[start Data to use]
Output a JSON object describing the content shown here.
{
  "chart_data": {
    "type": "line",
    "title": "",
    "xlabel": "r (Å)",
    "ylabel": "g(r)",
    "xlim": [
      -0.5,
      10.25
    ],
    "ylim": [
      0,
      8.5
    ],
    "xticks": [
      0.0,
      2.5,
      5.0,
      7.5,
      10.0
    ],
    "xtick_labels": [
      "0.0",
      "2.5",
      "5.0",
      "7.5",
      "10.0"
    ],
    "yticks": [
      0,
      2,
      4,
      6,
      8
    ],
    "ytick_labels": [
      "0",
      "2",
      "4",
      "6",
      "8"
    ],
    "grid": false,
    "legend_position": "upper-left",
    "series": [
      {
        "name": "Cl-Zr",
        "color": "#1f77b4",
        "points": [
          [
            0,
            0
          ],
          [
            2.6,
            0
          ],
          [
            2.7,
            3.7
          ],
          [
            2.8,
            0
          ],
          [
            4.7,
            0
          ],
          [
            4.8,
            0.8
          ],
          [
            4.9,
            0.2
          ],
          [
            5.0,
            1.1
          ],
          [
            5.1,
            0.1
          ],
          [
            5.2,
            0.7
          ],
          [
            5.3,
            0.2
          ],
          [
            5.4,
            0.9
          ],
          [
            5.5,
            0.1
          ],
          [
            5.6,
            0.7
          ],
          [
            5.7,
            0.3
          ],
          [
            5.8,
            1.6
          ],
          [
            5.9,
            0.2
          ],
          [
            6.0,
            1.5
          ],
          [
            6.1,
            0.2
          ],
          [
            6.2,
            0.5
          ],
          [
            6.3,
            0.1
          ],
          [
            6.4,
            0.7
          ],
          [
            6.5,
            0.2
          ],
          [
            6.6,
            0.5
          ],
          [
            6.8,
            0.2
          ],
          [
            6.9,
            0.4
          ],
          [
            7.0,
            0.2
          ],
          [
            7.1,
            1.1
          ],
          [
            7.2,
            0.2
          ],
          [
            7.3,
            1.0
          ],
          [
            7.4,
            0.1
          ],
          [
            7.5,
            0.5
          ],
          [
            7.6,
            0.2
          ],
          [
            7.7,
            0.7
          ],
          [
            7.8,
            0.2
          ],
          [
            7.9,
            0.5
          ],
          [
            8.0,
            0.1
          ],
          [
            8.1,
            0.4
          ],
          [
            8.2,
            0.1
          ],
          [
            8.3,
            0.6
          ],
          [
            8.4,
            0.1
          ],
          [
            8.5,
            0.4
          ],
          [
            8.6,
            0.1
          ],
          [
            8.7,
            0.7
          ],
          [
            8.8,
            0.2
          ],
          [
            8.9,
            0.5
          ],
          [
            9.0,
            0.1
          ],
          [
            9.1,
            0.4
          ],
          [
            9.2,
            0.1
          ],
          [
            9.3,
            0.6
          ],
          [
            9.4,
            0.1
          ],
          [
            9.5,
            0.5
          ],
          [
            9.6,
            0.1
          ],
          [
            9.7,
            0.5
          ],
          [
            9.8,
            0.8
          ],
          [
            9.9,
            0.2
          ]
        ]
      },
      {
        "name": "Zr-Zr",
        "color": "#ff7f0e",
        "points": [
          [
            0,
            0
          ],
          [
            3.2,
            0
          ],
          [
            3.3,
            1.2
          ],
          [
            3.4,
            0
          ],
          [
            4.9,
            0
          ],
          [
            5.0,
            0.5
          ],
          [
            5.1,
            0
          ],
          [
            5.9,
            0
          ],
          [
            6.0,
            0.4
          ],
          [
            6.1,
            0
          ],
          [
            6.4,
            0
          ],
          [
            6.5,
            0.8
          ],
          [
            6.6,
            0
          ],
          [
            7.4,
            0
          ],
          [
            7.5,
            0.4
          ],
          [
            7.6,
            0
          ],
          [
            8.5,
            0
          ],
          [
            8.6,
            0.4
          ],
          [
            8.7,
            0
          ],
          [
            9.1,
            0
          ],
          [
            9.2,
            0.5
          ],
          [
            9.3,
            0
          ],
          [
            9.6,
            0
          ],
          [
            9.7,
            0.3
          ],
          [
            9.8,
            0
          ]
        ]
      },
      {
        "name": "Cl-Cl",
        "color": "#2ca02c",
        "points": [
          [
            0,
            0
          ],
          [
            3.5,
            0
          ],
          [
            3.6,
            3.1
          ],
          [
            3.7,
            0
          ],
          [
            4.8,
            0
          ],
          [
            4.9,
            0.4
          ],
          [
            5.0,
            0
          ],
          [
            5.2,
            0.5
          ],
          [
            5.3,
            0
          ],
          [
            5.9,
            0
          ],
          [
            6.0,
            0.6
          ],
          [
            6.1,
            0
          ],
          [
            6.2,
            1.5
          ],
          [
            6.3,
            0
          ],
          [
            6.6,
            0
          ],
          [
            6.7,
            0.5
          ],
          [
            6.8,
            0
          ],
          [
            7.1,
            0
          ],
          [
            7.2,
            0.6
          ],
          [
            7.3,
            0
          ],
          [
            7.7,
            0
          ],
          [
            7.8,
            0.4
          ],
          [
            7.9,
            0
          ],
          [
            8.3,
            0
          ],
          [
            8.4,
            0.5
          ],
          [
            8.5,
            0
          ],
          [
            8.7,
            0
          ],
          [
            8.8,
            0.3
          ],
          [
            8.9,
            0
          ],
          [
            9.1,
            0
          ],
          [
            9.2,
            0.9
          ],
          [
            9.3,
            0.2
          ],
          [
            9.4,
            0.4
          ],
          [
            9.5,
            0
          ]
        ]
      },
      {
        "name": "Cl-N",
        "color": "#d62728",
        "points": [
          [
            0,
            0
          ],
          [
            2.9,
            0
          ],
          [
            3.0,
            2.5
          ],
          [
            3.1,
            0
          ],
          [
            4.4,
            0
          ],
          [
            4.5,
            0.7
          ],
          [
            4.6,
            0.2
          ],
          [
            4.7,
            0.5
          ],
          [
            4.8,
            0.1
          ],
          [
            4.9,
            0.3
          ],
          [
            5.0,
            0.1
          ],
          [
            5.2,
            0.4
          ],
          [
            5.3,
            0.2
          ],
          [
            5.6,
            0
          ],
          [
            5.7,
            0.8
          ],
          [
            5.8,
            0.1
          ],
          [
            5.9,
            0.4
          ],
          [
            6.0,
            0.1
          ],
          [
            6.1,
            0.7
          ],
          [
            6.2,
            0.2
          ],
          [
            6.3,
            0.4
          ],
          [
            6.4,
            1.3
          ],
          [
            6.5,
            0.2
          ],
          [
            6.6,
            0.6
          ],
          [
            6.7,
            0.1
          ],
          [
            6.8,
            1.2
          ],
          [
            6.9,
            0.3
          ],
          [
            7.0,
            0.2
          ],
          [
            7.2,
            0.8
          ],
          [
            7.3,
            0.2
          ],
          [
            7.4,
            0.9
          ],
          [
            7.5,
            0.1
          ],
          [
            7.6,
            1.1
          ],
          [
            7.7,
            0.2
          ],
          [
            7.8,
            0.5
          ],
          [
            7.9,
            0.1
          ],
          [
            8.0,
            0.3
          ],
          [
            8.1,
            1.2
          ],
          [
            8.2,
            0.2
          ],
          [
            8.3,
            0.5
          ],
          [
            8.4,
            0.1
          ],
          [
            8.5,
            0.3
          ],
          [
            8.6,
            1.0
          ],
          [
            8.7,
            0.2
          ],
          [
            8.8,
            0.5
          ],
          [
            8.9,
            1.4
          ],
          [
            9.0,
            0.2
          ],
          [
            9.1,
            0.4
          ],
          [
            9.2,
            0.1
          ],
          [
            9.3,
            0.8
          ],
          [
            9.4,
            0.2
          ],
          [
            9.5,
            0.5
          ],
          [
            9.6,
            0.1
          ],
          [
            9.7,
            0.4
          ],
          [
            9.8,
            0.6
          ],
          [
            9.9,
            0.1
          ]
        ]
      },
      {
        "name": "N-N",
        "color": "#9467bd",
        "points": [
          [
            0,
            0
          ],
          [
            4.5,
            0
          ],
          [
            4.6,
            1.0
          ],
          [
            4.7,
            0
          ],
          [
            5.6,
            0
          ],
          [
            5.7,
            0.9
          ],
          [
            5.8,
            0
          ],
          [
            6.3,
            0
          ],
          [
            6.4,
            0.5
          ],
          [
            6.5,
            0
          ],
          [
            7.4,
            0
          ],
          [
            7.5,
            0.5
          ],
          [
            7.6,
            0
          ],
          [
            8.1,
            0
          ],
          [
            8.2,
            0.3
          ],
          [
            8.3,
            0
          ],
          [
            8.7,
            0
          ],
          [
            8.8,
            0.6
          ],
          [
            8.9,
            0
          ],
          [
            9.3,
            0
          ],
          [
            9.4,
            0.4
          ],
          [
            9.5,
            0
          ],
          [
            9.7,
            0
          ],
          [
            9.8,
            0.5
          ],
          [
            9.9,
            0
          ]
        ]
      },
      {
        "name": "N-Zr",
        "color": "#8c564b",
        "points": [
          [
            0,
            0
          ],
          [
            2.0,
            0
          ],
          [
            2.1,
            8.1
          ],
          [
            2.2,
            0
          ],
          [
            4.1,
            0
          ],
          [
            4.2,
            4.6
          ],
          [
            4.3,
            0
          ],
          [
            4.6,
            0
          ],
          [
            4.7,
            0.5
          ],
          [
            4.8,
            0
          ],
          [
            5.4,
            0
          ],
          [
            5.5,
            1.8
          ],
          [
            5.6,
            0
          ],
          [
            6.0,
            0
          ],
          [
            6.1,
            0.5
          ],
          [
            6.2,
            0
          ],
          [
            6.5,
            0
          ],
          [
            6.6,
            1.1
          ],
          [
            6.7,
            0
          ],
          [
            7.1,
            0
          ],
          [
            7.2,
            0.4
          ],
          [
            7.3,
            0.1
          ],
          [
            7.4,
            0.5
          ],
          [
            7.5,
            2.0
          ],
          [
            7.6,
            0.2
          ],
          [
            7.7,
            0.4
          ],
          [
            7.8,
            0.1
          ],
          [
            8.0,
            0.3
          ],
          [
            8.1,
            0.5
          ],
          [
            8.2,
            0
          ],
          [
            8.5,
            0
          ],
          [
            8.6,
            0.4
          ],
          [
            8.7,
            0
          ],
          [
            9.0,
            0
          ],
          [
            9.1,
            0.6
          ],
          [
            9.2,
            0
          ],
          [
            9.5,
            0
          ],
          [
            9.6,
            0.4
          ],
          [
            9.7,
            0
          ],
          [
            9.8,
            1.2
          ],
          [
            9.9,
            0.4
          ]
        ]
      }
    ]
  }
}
[end Data to use]
**Problem to work on**
Look through the entries above. Extract each line with the word "color".

**Task result**
        "color": "#1f77b4",
        "color": "#ff7f0e",
        "color": "#2ca02c",
        "color": "#d62728",
        "color": "#9467bd",
        "color": "#8c564b",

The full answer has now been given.